• About this exercise:
In the medical billing article below, rewrite the stretch from "Collection accounts: One" through "it never happened.", putting "debt collector" wherever "collection agency" appears.
** Opening Document passage block **
Health Care Quarterly:

Mistakes can hide in a medical bill; understanding where they might be can save you money

Navigating the health care system can be tricky and intimidating. Understanding your insurance benefits, how they work, what provider you are allowed to see and how much it will cost can be overwhelming. Coupled with this, 67 percent of all medical claims have some error that usually favors the insurance carrier and not the patient, according to data from AR Rescue that looked at 127 clinics and 1.6 million individual claims in Nevada, Arizona, Indiana and Texas. These can present challenges at a time when a person wants to focus on rest and recovery, not paperwork and processing.

AR Rescue provides billing help for medical offices. Over the course of time, the company identified some of the common billing situations — from modest errors to exorbitant bills — that consumers encounter.

Know your deductible: Check your insurance paperwork to be familiar with your deductibles and how they are to be collected.

It’s a common practice for offices to ask for payment upfront; this payment would likely go toward your deductible. If you are faced with a medical situation that requires a number of different specialists, all of those upfront payments will accrue. This is a common practice and many times puts a financial strain on the patient. Many commercial health plans no longer allow this practice and with good reason.

By the time your bills are processed by the insurance company, it may determine you only owe one office any money from your deductible — it’s good news, financially, but you now have the painstaking process of trying to figure out how much money should be refunded to you and by whom.

To further complicate matters, practices may not refund the money until the insurance company has completely settled their bill.

Knowing your deductibles will help you ensure that this situation doesn’t arise; contact your insurance company if it does.

Medicare patients and non-covered services: Medicare is a robust engine that drives what other insurance companies pay. One common error involves the Advanced Beneficiary Notice. An ABN is simply a form that a physician’s office must get signed from a patient. It acknowledges that a specific service or procedure will probably not be covered by Medicare and the patient agrees to the out-of-pocket costs (that may not be covered by insurance). The ABN must be signed each and every time a patient has a service done that will more than likely be denied by Medicare. If this form is not signed by the patient and the service is denied by Medicare, the provider cannot bill the patient for that service. This is by far one of the most common situations we see when Medicare patients are sent to collections.

Asking for a reduced bill: A practice cannot waive copays. That’s a direct violation of almost every insurance contract and can cause the provider to lose the contract. You can ask for an overall reduction in your bill. The doctor doesn’t have to comply, but a request made kindly can turn into savings.

Hardship writeoff: A little-known assistance program is a hardship writeoff. This can reduce or completely waive a patient’s balance. This is a debt-forgiveness program; forms range from simple one-page requests to multipage applications requiring extensive financial explanation and documentation. The silver lining is that in most hardship requests AR Rescue has seen, an approval for either a partial or full forgiveness of the bill has been arranged.

Settle your account: If your problem is a large bill, you may be able to request a settlement agreement. With a settlement agreement, the facility or physician takes a greatly reduced payment up front and writes off (forgives) the remainder of the debt. This not only works for old health care bills but can be used when negotiating an up-front cost for a procedure. This step could affect your credit score, depending on if your bill has been sent to collections.

Collection accounts: One great driver for bankruptcy are health care bills that find their way to a collection agency. Most people only discover this when they go to apply for a mortgage or vehicle loan and see their credit score. We have found that about half of these were assigned in error.

If a patient discovers a medical bill is in collections, the patient should immediately call and send in a certified letter with return receipt to the collection agency formally notifying them this bill is in dispute. This allows a 30-day window to resolve this without it being reported on the patient’s credit report. If it is already on the credit report and can be proved it was not the patient’s liability, the collection agency must remove it from the report as a deletion, so it will be as if it never happened.

Christian Gitersonke is the CEO of AR Rescue.
** Closing Document passage block **
** Opening Supplied data block **
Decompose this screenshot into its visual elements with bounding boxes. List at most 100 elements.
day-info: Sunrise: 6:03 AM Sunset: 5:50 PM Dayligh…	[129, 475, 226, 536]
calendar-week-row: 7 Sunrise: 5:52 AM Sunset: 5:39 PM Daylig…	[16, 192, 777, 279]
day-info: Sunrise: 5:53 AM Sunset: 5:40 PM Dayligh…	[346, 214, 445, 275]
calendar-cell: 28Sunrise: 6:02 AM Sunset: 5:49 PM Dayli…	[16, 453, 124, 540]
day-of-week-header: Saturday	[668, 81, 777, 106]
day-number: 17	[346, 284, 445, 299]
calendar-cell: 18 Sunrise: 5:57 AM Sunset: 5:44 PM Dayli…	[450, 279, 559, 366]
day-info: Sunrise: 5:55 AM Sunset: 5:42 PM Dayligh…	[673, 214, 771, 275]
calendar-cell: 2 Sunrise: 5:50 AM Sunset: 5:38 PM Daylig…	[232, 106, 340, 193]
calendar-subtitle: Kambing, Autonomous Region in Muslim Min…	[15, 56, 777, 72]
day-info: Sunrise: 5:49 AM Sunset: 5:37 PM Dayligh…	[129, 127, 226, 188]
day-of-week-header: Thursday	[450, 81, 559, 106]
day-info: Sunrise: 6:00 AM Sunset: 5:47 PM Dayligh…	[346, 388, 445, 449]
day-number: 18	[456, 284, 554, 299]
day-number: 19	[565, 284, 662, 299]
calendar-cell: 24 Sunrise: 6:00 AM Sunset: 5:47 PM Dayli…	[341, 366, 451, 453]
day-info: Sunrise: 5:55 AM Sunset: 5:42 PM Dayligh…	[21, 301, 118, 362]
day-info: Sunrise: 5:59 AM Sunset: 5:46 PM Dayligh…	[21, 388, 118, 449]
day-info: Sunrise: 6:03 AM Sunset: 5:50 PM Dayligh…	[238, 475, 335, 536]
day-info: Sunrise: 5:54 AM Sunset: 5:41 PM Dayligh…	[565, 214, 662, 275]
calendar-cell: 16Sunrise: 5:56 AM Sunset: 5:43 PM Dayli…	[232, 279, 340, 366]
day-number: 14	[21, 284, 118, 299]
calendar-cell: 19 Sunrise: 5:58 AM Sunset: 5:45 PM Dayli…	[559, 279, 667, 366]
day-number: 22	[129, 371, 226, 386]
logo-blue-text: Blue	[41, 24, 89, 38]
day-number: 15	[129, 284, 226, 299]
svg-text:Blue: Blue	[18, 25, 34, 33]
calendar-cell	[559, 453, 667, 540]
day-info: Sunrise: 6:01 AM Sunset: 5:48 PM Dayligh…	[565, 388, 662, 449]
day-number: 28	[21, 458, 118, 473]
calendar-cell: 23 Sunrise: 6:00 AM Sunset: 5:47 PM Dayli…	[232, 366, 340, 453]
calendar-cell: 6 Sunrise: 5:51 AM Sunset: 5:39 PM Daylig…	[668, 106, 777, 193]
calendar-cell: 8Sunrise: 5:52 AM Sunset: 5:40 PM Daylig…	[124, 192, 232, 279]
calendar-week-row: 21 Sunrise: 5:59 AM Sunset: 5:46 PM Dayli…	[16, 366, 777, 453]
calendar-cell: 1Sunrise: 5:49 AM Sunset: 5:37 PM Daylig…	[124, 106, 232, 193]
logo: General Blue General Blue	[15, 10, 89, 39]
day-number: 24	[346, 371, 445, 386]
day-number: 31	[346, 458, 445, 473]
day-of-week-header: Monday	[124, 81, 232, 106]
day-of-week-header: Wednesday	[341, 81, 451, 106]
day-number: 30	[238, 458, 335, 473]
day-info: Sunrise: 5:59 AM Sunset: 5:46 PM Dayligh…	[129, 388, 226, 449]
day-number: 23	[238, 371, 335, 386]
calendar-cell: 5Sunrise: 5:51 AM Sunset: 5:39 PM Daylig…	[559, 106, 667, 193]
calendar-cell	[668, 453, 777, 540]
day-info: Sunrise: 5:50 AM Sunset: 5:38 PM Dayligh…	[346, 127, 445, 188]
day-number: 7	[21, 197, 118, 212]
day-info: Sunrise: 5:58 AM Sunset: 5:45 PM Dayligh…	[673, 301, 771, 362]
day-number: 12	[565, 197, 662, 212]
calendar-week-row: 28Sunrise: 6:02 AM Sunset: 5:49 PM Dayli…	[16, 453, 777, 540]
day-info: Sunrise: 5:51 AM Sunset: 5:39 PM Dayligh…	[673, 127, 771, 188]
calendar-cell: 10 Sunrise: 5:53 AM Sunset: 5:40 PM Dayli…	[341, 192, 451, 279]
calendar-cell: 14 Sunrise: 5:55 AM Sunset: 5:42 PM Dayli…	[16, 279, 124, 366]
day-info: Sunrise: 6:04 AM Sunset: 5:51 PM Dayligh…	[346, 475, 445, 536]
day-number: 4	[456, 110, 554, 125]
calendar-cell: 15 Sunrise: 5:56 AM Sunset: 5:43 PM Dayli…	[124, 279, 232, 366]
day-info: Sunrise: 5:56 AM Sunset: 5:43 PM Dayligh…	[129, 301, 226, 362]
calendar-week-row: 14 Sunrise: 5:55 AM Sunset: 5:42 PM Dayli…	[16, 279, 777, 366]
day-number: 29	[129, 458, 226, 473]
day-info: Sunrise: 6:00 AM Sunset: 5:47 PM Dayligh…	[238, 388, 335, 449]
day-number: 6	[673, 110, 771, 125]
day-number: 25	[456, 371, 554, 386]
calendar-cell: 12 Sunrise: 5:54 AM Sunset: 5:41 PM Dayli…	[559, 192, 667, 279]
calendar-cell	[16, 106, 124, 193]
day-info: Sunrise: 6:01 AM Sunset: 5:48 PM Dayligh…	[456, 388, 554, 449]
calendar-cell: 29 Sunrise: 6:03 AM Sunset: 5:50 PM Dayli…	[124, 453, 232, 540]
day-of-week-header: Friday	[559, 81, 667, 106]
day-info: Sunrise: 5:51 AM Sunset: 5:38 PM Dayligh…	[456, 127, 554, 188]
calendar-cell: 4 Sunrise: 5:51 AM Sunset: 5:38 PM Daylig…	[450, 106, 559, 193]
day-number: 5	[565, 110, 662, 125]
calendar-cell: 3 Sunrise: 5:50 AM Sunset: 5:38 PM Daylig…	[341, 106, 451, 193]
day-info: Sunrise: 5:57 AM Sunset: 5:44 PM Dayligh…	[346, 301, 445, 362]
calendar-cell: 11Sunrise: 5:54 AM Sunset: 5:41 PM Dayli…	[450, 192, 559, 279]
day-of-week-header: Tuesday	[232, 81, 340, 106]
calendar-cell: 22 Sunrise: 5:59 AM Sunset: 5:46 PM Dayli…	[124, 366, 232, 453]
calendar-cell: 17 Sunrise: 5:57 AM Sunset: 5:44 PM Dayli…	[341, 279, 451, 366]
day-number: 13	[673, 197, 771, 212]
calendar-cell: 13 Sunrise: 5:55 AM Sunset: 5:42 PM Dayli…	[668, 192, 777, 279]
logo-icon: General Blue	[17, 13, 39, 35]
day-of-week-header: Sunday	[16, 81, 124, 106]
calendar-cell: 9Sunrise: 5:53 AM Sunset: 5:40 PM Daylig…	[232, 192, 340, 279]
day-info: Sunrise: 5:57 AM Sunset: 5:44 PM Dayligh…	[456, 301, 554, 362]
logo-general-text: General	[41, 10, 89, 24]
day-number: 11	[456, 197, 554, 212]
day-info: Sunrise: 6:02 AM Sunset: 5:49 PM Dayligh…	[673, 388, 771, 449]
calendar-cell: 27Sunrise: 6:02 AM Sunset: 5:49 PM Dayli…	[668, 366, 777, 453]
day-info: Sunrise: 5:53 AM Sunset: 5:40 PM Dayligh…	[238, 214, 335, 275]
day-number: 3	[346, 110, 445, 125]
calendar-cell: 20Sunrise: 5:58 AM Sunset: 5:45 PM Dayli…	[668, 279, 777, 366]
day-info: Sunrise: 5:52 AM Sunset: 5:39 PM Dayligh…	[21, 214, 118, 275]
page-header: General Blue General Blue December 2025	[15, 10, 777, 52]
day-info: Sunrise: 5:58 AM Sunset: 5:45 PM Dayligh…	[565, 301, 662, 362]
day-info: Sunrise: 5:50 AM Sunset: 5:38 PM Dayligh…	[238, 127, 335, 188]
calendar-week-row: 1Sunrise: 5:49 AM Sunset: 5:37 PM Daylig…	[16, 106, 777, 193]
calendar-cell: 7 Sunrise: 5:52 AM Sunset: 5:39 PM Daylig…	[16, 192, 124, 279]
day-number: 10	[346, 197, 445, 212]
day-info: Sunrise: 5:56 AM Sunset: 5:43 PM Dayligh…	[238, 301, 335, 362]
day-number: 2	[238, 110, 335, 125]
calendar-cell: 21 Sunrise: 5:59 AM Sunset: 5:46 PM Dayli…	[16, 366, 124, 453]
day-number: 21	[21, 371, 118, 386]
** Closing Supplied data block **
• Output for this exercise:
Collection accounts: One great driver for bankruptcy are health care bills that find their way to a debt collector. Most people only discover this when they go to apply for a mortgage or vehicle loan and see their credit score. We have found that about half of these were assigned in error.

If a patient discovers a medical bill is in collections, the patient should immediately call and send in a certified letter with return receipt to the debt collector formally notifying them this bill is in dispute. This allows a 30-day window to resolve this without it being reported on the patient’s credit report. If it is already on the credit report and can be proved it was not the patient’s liability, the debt collector must remove it from the report as a deletion, so it will be as if it never happened.